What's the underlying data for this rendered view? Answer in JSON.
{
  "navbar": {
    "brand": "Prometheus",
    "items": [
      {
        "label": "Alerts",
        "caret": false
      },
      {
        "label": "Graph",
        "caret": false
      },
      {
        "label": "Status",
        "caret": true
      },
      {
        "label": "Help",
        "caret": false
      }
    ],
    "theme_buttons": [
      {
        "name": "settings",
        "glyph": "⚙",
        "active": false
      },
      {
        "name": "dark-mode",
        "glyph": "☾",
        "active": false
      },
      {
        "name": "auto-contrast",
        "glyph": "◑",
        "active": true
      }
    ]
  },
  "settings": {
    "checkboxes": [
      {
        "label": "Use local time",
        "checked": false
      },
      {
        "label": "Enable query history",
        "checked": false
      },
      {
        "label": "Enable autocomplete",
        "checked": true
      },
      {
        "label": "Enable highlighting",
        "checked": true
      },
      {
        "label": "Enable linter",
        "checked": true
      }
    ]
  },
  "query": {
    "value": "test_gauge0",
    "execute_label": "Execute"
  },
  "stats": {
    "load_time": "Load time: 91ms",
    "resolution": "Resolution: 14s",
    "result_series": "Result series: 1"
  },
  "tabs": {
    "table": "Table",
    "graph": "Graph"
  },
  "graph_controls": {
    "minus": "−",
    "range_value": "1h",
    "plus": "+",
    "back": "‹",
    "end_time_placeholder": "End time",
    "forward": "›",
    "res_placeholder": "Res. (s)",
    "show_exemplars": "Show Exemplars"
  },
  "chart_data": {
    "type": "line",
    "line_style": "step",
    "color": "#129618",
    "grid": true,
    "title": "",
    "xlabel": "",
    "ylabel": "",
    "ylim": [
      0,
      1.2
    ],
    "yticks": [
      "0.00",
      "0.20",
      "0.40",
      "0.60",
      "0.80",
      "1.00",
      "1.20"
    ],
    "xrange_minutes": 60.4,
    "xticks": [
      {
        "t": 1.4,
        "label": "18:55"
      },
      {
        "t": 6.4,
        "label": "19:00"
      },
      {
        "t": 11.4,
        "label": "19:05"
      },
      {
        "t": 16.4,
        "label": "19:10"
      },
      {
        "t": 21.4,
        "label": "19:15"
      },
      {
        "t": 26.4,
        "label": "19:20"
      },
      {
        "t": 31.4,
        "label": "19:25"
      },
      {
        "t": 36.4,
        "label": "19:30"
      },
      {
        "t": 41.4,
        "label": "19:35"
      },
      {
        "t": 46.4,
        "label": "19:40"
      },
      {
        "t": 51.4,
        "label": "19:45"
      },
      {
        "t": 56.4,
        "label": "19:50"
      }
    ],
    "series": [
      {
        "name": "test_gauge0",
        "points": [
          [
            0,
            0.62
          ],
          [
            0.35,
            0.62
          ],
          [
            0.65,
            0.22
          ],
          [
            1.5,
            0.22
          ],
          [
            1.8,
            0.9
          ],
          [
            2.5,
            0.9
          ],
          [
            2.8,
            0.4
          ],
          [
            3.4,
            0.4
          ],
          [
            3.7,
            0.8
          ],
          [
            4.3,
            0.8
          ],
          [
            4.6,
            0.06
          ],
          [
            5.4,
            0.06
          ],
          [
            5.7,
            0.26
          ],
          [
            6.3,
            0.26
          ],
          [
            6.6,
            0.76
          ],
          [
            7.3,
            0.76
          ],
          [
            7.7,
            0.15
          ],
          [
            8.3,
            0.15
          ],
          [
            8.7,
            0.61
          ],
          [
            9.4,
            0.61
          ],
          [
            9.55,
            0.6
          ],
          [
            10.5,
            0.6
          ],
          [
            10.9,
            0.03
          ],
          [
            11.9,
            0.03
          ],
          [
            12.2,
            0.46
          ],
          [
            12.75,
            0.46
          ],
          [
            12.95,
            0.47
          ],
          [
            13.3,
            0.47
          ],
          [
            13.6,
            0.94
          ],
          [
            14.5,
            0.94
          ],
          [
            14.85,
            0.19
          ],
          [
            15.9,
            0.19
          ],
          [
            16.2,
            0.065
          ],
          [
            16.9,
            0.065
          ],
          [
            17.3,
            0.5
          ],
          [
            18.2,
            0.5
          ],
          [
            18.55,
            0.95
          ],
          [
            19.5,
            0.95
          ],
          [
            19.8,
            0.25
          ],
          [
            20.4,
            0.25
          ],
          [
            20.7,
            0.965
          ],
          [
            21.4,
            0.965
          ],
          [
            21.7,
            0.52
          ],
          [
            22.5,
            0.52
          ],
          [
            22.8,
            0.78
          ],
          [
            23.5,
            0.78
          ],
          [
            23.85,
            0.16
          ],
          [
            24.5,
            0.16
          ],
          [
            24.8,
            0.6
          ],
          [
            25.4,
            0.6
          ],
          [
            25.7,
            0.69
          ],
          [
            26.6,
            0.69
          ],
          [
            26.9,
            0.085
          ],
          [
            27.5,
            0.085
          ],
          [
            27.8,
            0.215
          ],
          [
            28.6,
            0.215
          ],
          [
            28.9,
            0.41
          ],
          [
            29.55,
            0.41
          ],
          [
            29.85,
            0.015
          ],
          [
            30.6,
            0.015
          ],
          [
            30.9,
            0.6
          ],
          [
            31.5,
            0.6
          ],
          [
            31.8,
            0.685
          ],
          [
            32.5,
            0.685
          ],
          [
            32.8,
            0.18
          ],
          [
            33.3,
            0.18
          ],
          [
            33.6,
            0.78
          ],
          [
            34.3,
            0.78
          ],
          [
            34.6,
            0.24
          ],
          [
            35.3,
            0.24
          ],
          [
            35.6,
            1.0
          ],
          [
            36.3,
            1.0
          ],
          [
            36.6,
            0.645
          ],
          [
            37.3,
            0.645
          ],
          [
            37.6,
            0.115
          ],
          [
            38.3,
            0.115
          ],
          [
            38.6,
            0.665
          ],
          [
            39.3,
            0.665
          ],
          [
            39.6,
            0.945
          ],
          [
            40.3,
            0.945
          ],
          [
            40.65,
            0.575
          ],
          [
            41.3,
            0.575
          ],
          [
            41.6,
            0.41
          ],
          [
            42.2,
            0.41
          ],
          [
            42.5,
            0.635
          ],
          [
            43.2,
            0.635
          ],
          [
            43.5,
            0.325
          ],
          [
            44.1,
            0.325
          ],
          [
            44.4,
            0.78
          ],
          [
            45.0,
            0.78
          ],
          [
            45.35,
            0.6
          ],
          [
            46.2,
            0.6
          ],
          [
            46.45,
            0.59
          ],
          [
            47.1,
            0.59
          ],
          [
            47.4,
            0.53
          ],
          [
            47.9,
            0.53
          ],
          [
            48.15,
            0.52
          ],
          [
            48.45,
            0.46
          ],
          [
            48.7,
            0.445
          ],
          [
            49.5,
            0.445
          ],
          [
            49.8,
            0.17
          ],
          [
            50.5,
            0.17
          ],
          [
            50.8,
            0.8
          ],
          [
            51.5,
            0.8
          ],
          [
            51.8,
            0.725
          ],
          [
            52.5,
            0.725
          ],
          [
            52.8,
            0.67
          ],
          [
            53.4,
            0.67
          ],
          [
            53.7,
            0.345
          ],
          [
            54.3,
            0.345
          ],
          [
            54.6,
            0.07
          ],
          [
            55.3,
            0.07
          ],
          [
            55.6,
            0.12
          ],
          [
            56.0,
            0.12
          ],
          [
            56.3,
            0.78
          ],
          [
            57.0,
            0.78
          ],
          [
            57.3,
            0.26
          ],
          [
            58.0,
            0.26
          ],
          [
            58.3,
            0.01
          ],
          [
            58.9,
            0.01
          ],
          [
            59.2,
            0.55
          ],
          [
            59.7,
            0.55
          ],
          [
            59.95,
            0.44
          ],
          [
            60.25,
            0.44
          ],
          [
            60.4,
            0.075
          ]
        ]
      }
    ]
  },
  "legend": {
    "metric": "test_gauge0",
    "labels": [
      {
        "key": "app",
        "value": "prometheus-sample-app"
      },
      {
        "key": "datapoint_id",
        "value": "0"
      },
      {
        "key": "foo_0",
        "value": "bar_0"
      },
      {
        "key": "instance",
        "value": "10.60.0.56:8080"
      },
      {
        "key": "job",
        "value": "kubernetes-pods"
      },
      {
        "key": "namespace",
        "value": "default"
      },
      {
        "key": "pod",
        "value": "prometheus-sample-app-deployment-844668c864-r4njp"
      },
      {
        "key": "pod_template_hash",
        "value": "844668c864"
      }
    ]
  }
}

- - - - -

STATED PROBLEM
Look through the data above. Copy every line with the string "time" in it.

TASK RESPONSE
        "label": "Use local time",
    "load_time": "Load time: 91ms",
    "end_time_placeholder": "End time",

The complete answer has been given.